### INPUT ROWS

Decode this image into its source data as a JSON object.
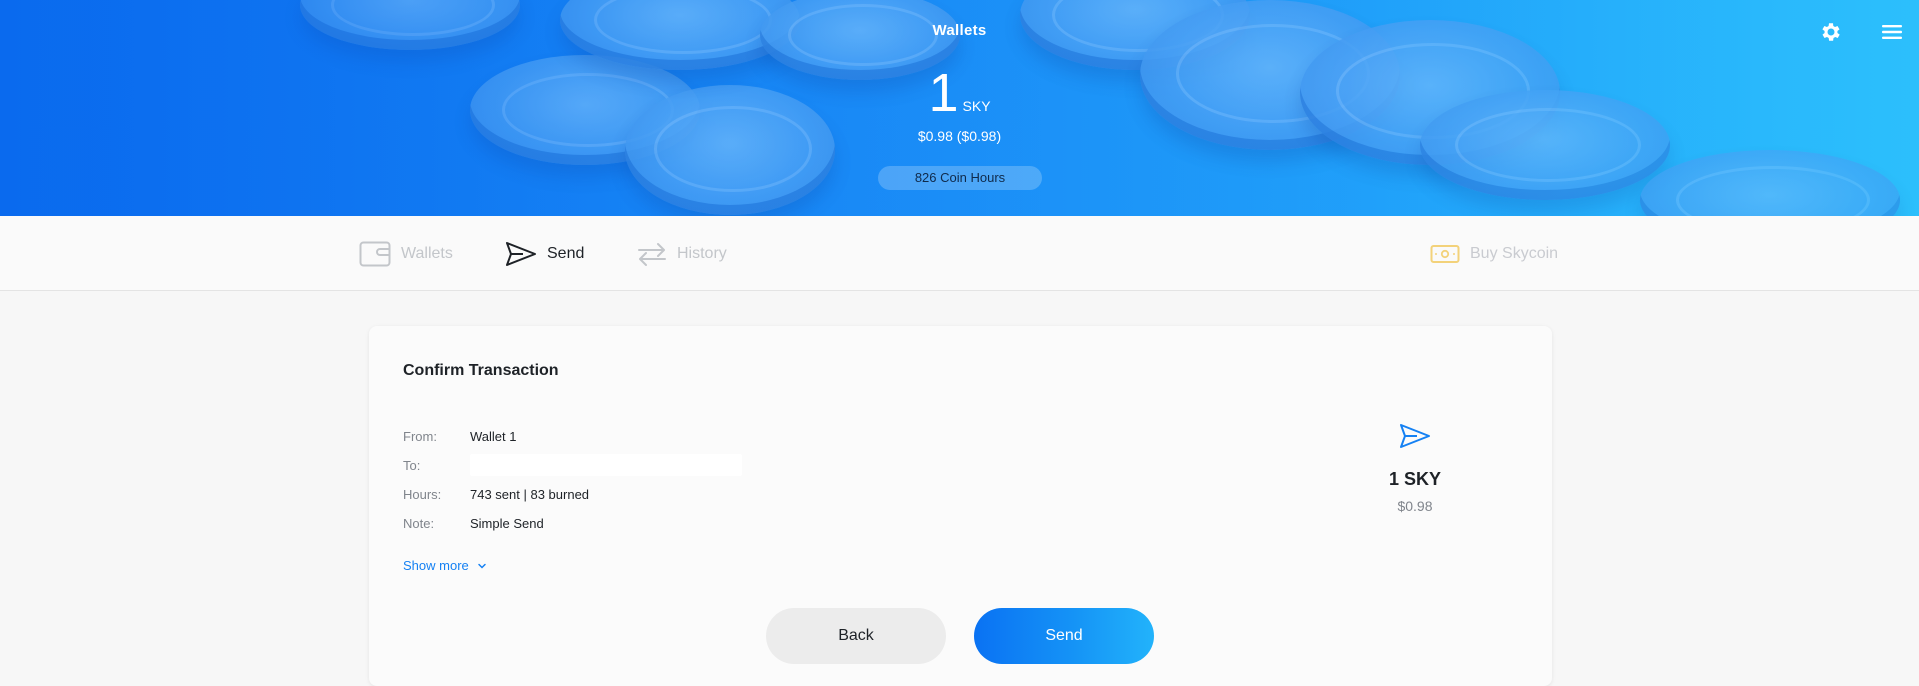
{
  "header": {
    "title": "Wallets",
    "balance_amount": "1",
    "balance_unit": "SKY",
    "balance_usd": "$0.98 ($0.98)",
    "coin_hours": "826 Coin Hours",
    "settings_icon": "gear-icon",
    "menu_icon": "hamburger-menu-icon"
  },
  "nav": {
    "items": [
      {
        "label": "Wallets",
        "icon": "wallet-icon",
        "active": false
      },
      {
        "label": "Send",
        "icon": "paper-plane-icon",
        "active": true
      },
      {
        "label": "History",
        "icon": "transfer-arrows-icon",
        "active": false
      }
    ],
    "buy": {
      "label": "Buy Skycoin",
      "icon": "banknote-icon"
    }
  },
  "confirm": {
    "title": "Confirm Transaction",
    "rows": [
      {
        "label": "From:",
        "value": "Wallet 1"
      },
      {
        "label": "To:",
        "value": ""
      },
      {
        "label": "Hours:",
        "value": "743 sent | 83 burned"
      },
      {
        "label": "Note:",
        "value": "Simple Send"
      }
    ],
    "show_more": "Show more",
    "summary": {
      "amount": "1 SKY",
      "usd": "$0.98",
      "icon": "paper-plane-icon"
    },
    "back_label": "Back",
    "send_label": "Send"
  },
  "colors": {
    "accent": "#1581f3",
    "header_start": "#0a6ff0",
    "header_end": "#2ec0fc",
    "buy_icon": "#f3d27a"
  }
}
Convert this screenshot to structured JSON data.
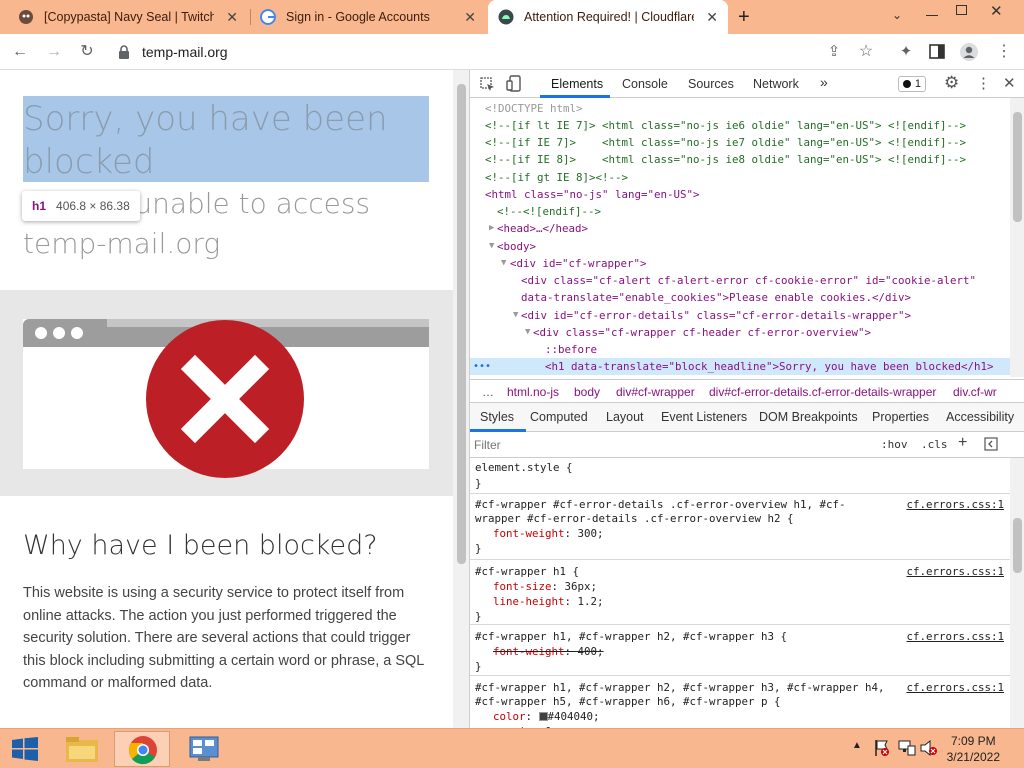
{
  "browser": {
    "tabs": [
      {
        "title": "[Copypasta] Navy Seal | TwitchQu",
        "favicon": "ghost-icon"
      },
      {
        "title": "Sign in - Google Accounts",
        "favicon": "google-icon"
      },
      {
        "title": "Attention Required! | Cloudflare",
        "favicon": "cloudflare-icon",
        "active": true
      }
    ],
    "new_tab": "+",
    "url": "temp-mail.org"
  },
  "page": {
    "headline": "Sorry, you have been blocked",
    "subheadline": "You are unable to access temp-mail.org",
    "tooltip": {
      "tag": "h1",
      "size": "406.8 × 86.38"
    },
    "why_title": "Why have I been blocked?",
    "why_text": "This website is using a security service to protect itself from online attacks. The action you just performed triggered the security solution. There are several actions that could trigger this block including submitting a certain word or phrase, a SQL command or malformed data."
  },
  "devtools": {
    "tabs": [
      "Elements",
      "Console",
      "Sources",
      "Network",
      "»"
    ],
    "issue_count": "1",
    "code_lines": [
      "<!DOCTYPE html>",
      "<!--[if lt IE 7]> <html class=\"no-js ie6 oldie\" lang=\"en-US\"> <![endif]-->",
      "<!--[if IE 7]>    <html class=\"no-js ie7 oldie\" lang=\"en-US\"> <![endif]-->",
      "<!--[if IE 8]>    <html class=\"no-js ie8 oldie\" lang=\"en-US\"> <![endif]-->",
      "<!--[if gt IE 8]><!-->",
      "<html class=\"no-js\" lang=\"en-US\">",
      "<!--<![endif]-->",
      "<head>…</head>",
      "<body>",
      "<div id=\"cf-wrapper\">",
      "<div class=\"cf-alert cf-alert-error cf-cookie-error\" id=\"cookie-alert\"",
      "data-translate=\"enable_cookies\">Please enable cookies.</div>",
      "<div id=\"cf-error-details\" class=\"cf-error-details-wrapper\">",
      "<div class=\"cf-wrapper cf-header cf-error-overview\">",
      "::before",
      "<h1 data-translate=\"block_headline\">Sorry, you have been blocked</h1>"
    ],
    "breadcrumbs": [
      "…",
      "html.no-js",
      "body",
      "div#cf-wrapper",
      "div#cf-error-details.cf-error-details-wrapper",
      "div.cf-wr"
    ],
    "style_tabs": [
      "Styles",
      "Computed",
      "Layout",
      "Event Listeners",
      "DOM Breakpoints",
      "Properties",
      "Accessibility"
    ],
    "filter_placeholder": "Filter",
    "hov": ":hov",
    "cls": ".cls",
    "rules": [
      {
        "selector": [
          "element.style {"
        ],
        "props": [],
        "source": ""
      },
      {
        "selector": [
          "#cf-wrapper #cf-error-details .cf-error-overview h1, #cf-",
          "wrapper #cf-error-details .cf-error-overview h2 {"
        ],
        "props": [
          {
            "name": "font-weight",
            "value": "300;"
          }
        ],
        "source": "cf.errors.css:1"
      },
      {
        "selector": [
          "#cf-wrapper h1 {"
        ],
        "props": [
          {
            "name": "font-size",
            "value": "36px;"
          },
          {
            "name": "line-height",
            "value": "1.2;"
          }
        ],
        "source": "cf.errors.css:1"
      },
      {
        "selector": [
          "#cf-wrapper h1, #cf-wrapper h2, #cf-wrapper h3 {"
        ],
        "props": [
          {
            "name": "font-weight",
            "value": "400;",
            "struck": true
          }
        ],
        "source": "cf.errors.css:1"
      },
      {
        "selector": [
          "#cf-wrapper h1, #cf-wrapper h2, #cf-wrapper h3, #cf-wrapper h4,",
          "#cf-wrapper h5, #cf-wrapper h6, #cf-wrapper p {"
        ],
        "props": [
          {
            "name": "color",
            "value": "#404040;"
          },
          {
            "name": "margin",
            "value": "0;"
          }
        ],
        "source": "cf.errors.css:1"
      }
    ]
  },
  "taskbar": {
    "time": "7:09 PM",
    "date": "3/21/2022"
  },
  "colors": {
    "accent": "#f8b78e",
    "error_red": "#bc1f26",
    "selection": "#a8c7e8"
  }
}
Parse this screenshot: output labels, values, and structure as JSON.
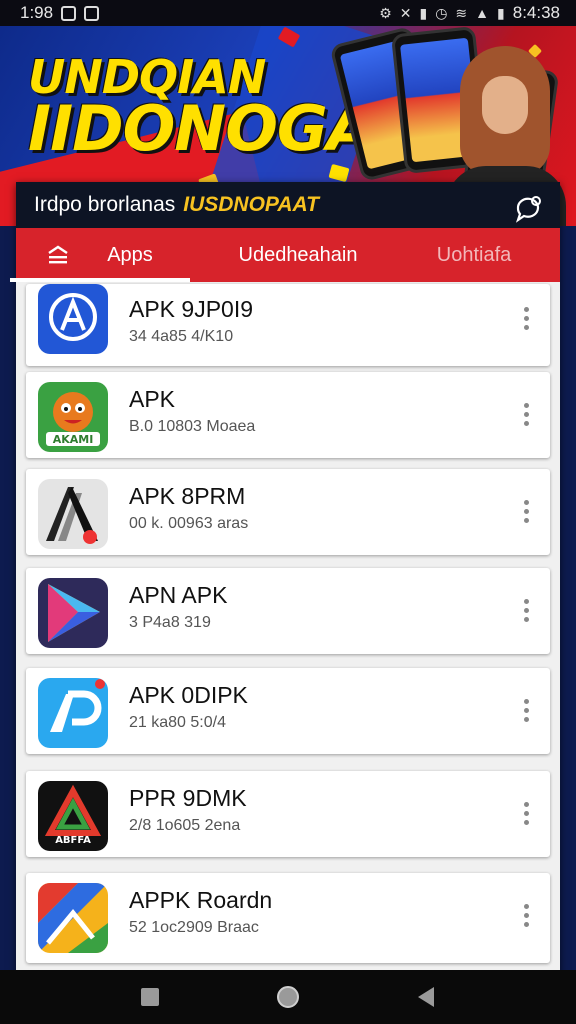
{
  "status_bar": {
    "time": "1:98",
    "clock_right": "8:4:38"
  },
  "hero": {
    "title_line1": "UNDQIAN",
    "title_line2": "IIDONOGAH"
  },
  "header": {
    "title": "Irdpo brorlanas",
    "brand": "IUSDNOPAAT"
  },
  "tabs": [
    {
      "label": "Apps",
      "active": true
    },
    {
      "label": "Udedheahain",
      "active": false
    },
    {
      "label": "Uohtiafa",
      "active": false
    }
  ],
  "apps": [
    {
      "name": "APK 9JP0I9",
      "meta": "34 4a85 4/K10",
      "icon": "circle-a-icon",
      "color": "#2257d6"
    },
    {
      "name": "APK",
      "meta": "B.0 10803 Moaea",
      "icon": "mascot-icon",
      "color": "#3aa142"
    },
    {
      "name": "APK 8PRM",
      "meta": "00 k. 00963 aras",
      "icon": "stylized-a-icon",
      "color": "#d9d9d9"
    },
    {
      "name": "APN APK",
      "meta": "3 P4a8 319",
      "icon": "play-triangle-icon",
      "color": "#f5b21b"
    },
    {
      "name": "APK 0DIPK",
      "meta": "21 ka80 5:0/4",
      "icon": "ap-logo-icon",
      "color": "#2aa8ef"
    },
    {
      "name": "PPR 9DMK",
      "meta": "2/8 1o605 2ena",
      "icon": "abfa-logo-icon",
      "color": "#111111"
    },
    {
      "name": "APPK Roardn",
      "meta": "52 1oc2909 Braac",
      "icon": "maps-icon",
      "color": "#e33b2f"
    }
  ],
  "colors": {
    "accent_red": "#d7232b",
    "header_dark": "#0d1424",
    "title_yellow": "#ffe000"
  }
}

######

◆ **PROBLEM**: Show all lines from the data above in which the word "mail" appears.

◆ **CORRECT OUTPUT**:
    "url": "temp-mail.org"
    "subheadline": "You are unable to access temp-mail.org",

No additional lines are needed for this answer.